Stored items from a collection:
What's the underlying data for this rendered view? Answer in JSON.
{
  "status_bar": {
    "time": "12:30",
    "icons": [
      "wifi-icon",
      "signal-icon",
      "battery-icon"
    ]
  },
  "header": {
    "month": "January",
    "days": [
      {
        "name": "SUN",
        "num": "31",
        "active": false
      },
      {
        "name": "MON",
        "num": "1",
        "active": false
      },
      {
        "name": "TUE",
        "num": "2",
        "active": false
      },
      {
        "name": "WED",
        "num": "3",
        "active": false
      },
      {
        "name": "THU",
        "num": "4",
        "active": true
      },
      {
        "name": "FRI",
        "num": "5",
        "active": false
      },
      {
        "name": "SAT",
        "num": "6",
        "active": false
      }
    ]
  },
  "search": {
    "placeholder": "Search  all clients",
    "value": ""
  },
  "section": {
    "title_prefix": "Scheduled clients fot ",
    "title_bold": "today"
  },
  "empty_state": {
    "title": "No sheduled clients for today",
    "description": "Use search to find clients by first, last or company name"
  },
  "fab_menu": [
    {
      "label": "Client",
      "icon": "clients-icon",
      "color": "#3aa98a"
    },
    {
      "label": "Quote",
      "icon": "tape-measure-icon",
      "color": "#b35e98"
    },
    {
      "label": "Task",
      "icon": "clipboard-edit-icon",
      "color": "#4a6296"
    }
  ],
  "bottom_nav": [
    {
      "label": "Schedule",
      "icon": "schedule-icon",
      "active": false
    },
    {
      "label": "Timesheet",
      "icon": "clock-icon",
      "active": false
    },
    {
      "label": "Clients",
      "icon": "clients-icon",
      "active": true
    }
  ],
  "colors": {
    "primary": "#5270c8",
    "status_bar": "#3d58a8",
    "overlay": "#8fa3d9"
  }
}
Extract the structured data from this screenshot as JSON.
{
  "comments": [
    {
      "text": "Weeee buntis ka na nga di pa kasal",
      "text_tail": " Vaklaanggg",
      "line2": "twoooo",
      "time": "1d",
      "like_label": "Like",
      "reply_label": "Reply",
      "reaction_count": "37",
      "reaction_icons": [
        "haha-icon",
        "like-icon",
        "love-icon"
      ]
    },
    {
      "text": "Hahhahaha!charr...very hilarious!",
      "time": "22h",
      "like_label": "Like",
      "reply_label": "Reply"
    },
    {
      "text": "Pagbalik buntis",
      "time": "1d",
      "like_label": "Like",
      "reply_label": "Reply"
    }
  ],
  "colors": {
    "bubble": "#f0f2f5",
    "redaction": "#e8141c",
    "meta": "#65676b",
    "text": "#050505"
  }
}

- [AIM] Write all of the records out again exactly.

- [SOLUTION FOR THIS TASK]
What's the underlying data for this rendered view? Answer in JSON.
{
  "status_bar": {
    "time": "12:30",
    "icons": [
      "wifi-icon",
      "signal-icon",
      "battery-icon"
    ]
  },
  "header": {
    "month": "January",
    "days": [
      {
        "name": "SUN",
        "num": "31",
        "active": false
      },
      {
        "name": "MON",
        "num": "1",
        "active": false
      },
      {
        "name": "TUE",
        "num": "2",
        "active": false
      },
      {
        "name": "WED",
        "num": "3",
        "active": false
      },
      {
        "name": "THU",
        "num": "4",
        "active": true
      },
      {
        "name": "FRI",
        "num": "5",
        "active": false
      },
      {
        "name": "SAT",
        "num": "6",
        "active": false
      }
    ]
  },
  "search": {
    "placeholder": "Search  all clients",
    "value": ""
  },
  "section": {
    "title_prefix": "Scheduled clients fot ",
    "title_bold": "today"
  },
  "empty_state": {
    "title": "No sheduled clients for today",
    "description": "Use search to find clients by first, last or company name"
  },
  "fab_menu": [
    {
      "label": "Client",
      "icon": "clients-icon",
      "color": "#3aa98a"
    },
    {
      "label": "Quote",
      "icon": "tape-measure-icon",
      "color": "#b35e98"
    },
    {
      "label": "Task",
      "icon": "clipboard-edit-icon",
      "color": "#4a6296"
    }
  ],
  "bottom_nav": [
    {
      "label": "Schedule",
      "icon": "schedule-icon",
      "active": false
    },
    {
      "label": "Timesheet",
      "icon": "clock-icon",
      "active": false
    },
    {
      "label": "Clients",
      "icon": "clients-icon",
      "active": true
    }
  ],
  "colors": {
    "primary": "#5270c8",
    "status_bar": "#3d58a8",
    "overlay": "#8fa3d9"
  }
}
Extract the structured data from this screenshot as JSON.
{
  "comments": [
    {
      "text": "Weeee buntis ka na nga di pa kasal",
      "text_tail": " Vaklaanggg",
      "line2": "twoooo",
      "time": "1d",
      "like_label": "Like",
      "reply_label": "Reply",
      "reaction_count": "37",
      "reaction_icons": [
        "haha-icon",
        "like-icon",
        "love-icon"
      ]
    },
    {
      "text": "Hahhahaha!charr...very hilarious!",
      "time": "22h",
      "like_label": "Like",
      "reply_label": "Reply"
    },
    {
      "text": "Pagbalik buntis",
      "time": "1d",
      "like_label": "Like",
      "reply_label": "Reply"
    }
  ],
  "colors": {
    "bubble": "#f0f2f5",
    "redaction": "#e8141c",
    "meta": "#65676b",
    "text": "#050505"
  }
}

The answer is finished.